▸ **THE TASK**:
Output all of the data below exactly as given.

┏━━

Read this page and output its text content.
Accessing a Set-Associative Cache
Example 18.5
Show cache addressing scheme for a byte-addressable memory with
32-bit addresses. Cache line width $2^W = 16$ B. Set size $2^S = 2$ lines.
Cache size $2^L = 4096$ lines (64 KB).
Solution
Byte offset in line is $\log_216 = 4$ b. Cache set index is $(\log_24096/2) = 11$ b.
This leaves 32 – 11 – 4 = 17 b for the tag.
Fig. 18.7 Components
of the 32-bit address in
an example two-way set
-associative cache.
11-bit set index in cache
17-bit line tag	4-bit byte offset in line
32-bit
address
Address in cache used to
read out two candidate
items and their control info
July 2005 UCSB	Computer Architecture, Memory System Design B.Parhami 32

┗━━

▸ **WRITTEN ANSWER**:
Read this page and output its text content.
Accessing a Set-Associative Cache
Example 18.5
Show cache addressing scheme for a byte-addressable memory with
32-bit addresses. Cache line width $2^W = 16$ B. Set size $2^S = 2$ lines.
Cache size $2^L = 4096$ lines (64 KB).
Solution
Byte offset in line is $\log_216 = 4$ b. Cache set index is $(\log_24096/2) = 11$ b.
This leaves 32 – 11 – 4 = 17 b for the tag.
Fig. 18.7 Components
of the 32-bit address in
an example two-way set
-associative cache.
11-bit set index in cache
17-bit line tag	4-bit byte offset in line
32-bit
address
Address in cache used to
read out two candidate
items and their control info
July 2005 UCSB	Computer Architecture, Memory System Design B.Parhami 32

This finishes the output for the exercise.